▶ Text segment
---------------

Accelerated Approval of Rucaparib to Treat Ovarian Cancer

Article

We all know the devastating effects of ovarian cancer on women globally. With the amount of women being diagnosed with or dying from the disease each year, it is clear that more drugs need to be approved for its treatment.

On December 19, 2016, the US Food and Drug Administration (FDA) granted accelerated approval to rucaparib (Rubraca), a PARP inhibitor, for the treatment of advanced ovarian cancer and tumors which have a deleterious BRCA gene mutation.1 To be able to receive this drug, women must also have received two alternate forms of chemotherapy prior to treatment with rucaparib and have undergone tumor gene testing with the use of an FDA-approved companion diagnostic test, such as the approved FoundationFocus CDxRCA diagnostic test, which also received FDA approval on December 19, 2016.

This accelerated approval will give hope to women who would otherwise have limited options. Two, single-arm clinical trials (n = 106) studying rucaparib reported a 54% overall response rate for an average of 9.2 months, measured by complete or partial tumor response (shrinkage) using the RECIST version 1.1 criteria, with 9% achieving complete response and 45% achieving partial response; nine patients experienced disease progression.2, 3

One of the two trials only enrolled women who were deemed platinum-sensitive, whereas the other trial (ARIEL2) accepted subjects who were deemed platinum-sensitive or had relapsed.

Side effects experienced during treatment included those common to other treatments: nausea, fatigue, vomiting, anemia, abdominal pain, altered taste, constipation, loss of appetite, diarrhea, thrombocytopenia, elevated ALT/AST, and dyspnea. Some women did experience more serious side effects such as myelodysplastic syndrome and harm to a growing fetus.

Additional research is being conducted to evaluate the use of rucaparib in other advanced ovarian cancers and those with BRCA gene mutations.

References:

1. US Food and Drug Administration. FDA grants accelerated approval to new treatment for advanced ovarian cancer. 2016 Dec 19.
2. ClinicalTrials.gov. A Study of Rucaparib in Patients With Platinum-Sensitive, Relapsed, High-Grade Epithelial Ovarian, Fallopian Tube, or Primary Peritoneal Cancer (ARIEL2) (ARIEL2).
3. ClinicalTrials.gov. A Study of Oral Rucaparib in Patients With a Solid Tumor (Phase I) or With gBRCA Mutation Ovarian Cancer (Phase II).

---------------

▶ Material supplied
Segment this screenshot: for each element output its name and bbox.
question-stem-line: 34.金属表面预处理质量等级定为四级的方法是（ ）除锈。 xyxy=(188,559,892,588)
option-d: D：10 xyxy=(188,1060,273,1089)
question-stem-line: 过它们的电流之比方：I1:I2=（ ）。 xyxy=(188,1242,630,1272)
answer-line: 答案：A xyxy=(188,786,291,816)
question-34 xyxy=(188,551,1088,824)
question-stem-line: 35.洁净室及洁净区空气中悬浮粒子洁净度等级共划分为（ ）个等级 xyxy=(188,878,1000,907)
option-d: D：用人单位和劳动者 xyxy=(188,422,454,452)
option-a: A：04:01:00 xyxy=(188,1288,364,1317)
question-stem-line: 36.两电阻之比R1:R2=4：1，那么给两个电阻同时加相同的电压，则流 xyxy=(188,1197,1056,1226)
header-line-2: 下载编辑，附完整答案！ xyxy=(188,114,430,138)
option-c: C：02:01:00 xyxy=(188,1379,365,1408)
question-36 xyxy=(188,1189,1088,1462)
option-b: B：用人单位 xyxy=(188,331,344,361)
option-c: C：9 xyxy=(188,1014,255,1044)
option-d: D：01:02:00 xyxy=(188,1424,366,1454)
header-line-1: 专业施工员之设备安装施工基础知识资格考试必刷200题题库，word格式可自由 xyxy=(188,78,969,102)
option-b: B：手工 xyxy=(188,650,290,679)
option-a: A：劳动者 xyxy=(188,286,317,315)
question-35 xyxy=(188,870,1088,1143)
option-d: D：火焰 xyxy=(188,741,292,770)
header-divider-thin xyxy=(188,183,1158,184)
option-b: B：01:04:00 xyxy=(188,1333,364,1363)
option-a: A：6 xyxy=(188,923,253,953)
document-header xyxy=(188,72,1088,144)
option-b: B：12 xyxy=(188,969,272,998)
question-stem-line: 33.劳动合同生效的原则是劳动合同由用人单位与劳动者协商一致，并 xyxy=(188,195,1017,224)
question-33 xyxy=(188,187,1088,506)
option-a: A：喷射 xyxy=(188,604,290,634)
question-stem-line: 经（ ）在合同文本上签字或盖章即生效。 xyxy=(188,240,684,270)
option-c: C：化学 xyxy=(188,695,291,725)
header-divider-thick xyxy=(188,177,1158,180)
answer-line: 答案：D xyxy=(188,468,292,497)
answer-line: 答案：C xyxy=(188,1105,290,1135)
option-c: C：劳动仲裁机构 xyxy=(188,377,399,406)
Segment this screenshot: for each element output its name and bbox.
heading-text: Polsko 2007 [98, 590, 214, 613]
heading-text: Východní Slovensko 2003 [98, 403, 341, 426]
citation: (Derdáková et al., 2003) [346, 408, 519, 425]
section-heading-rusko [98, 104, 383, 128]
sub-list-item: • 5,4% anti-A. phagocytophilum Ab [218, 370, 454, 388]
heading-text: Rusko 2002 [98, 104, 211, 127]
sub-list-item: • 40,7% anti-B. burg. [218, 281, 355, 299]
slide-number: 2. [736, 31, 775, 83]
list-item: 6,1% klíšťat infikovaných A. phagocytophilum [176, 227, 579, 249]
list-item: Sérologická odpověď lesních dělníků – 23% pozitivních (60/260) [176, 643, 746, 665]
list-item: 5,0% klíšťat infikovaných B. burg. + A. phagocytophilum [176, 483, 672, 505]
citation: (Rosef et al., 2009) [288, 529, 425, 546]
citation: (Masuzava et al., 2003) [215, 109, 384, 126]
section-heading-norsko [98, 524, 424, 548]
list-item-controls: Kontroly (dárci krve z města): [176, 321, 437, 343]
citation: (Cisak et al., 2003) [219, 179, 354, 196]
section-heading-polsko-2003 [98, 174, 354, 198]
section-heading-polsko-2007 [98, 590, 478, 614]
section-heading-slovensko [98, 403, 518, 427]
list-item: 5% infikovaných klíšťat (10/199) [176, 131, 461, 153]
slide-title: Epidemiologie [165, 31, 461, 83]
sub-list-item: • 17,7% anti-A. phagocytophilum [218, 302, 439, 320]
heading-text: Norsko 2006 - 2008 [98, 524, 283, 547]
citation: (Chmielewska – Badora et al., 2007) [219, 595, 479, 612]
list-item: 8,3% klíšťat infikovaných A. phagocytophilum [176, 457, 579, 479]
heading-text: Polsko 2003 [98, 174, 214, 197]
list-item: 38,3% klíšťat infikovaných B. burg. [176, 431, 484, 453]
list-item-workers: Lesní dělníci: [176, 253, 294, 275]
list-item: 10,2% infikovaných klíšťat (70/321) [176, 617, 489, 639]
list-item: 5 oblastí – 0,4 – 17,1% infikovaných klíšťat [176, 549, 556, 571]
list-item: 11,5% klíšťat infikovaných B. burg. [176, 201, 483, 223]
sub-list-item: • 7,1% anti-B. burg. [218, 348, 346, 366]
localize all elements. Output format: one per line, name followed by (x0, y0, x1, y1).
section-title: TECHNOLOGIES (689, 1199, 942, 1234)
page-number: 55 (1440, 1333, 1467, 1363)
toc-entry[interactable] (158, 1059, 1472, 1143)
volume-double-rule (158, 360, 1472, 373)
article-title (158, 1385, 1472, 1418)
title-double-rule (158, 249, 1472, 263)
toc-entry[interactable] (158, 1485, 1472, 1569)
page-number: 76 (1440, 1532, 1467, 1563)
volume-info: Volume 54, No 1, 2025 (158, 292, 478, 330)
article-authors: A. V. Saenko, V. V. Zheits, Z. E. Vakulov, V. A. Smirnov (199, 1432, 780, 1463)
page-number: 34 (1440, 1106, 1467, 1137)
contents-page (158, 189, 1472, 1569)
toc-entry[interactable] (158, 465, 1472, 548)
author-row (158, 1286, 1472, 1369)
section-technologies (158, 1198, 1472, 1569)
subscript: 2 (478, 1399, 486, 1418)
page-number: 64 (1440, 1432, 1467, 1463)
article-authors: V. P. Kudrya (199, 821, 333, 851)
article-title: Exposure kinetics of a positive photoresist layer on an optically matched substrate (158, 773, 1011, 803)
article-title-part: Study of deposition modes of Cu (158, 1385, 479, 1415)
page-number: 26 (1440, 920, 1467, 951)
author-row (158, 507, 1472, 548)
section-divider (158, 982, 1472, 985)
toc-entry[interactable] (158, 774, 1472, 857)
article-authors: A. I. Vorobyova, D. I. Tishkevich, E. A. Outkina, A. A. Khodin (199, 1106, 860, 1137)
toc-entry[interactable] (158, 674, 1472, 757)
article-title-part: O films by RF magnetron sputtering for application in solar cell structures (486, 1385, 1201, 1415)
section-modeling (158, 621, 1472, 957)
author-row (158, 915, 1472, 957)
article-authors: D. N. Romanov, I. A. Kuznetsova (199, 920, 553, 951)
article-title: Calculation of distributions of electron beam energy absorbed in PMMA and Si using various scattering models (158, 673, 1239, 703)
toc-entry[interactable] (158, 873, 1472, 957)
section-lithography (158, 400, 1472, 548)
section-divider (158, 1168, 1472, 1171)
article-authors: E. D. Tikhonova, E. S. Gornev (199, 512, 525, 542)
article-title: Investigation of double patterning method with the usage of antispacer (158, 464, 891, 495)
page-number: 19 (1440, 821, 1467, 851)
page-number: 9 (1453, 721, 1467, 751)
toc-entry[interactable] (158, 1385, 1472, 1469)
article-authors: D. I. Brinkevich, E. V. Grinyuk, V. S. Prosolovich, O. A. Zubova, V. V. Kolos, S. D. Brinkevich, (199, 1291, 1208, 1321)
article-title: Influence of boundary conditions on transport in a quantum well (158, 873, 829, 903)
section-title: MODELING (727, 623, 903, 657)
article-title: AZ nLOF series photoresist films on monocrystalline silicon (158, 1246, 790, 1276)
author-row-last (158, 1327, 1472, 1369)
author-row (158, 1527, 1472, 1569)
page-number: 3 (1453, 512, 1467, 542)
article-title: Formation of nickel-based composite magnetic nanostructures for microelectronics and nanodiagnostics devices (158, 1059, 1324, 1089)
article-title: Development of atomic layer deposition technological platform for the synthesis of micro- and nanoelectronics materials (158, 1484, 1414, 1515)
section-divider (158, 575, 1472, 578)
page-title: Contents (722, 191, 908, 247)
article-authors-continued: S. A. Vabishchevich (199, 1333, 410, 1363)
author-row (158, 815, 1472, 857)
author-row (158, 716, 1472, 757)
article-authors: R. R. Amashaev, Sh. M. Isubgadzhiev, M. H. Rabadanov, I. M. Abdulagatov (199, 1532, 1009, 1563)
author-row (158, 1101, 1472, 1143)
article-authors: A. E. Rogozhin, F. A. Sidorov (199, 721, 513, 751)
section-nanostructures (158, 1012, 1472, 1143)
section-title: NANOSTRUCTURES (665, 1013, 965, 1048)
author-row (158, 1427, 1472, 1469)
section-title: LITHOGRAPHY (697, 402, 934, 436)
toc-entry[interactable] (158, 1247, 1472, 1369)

---------------

▶ Task instructions
A. According to the rucaparib article, what overall response rate did the two single-arm clinical trials report?
B. In the rucaparib article, change the passage starting at "On December 19, 2016, the" and ending at "December 19, 2016." so that "chemotherapy" becomes "systemic therapy".
C. List every percentage that appears in the rucaparib article.
The entries have no connection to the rucaparib article.

▶ Solutions for each task
A. A 54% overall response rate.

B.
On December 19, 2016, the US Food and Drug Administration (FDA) granted accelerated approval to rucaparib (Rubraca), a PARP inhibitor, for the treatment of advanced ovarian cancer and tumors which have a deleterious BRCA gene mutation.1 To be able to receive this drug, women must also have received two alternate forms of systemic therapy prior to treatment with rucaparib and have undergone tumor gene testing with the use of an FDA-approved companion diagnostic test, such as the approved FoundationFocus CDxRCA diagnostic test, which also received FDA approval on December 19, 2016.

C. 54%, 9%, 45%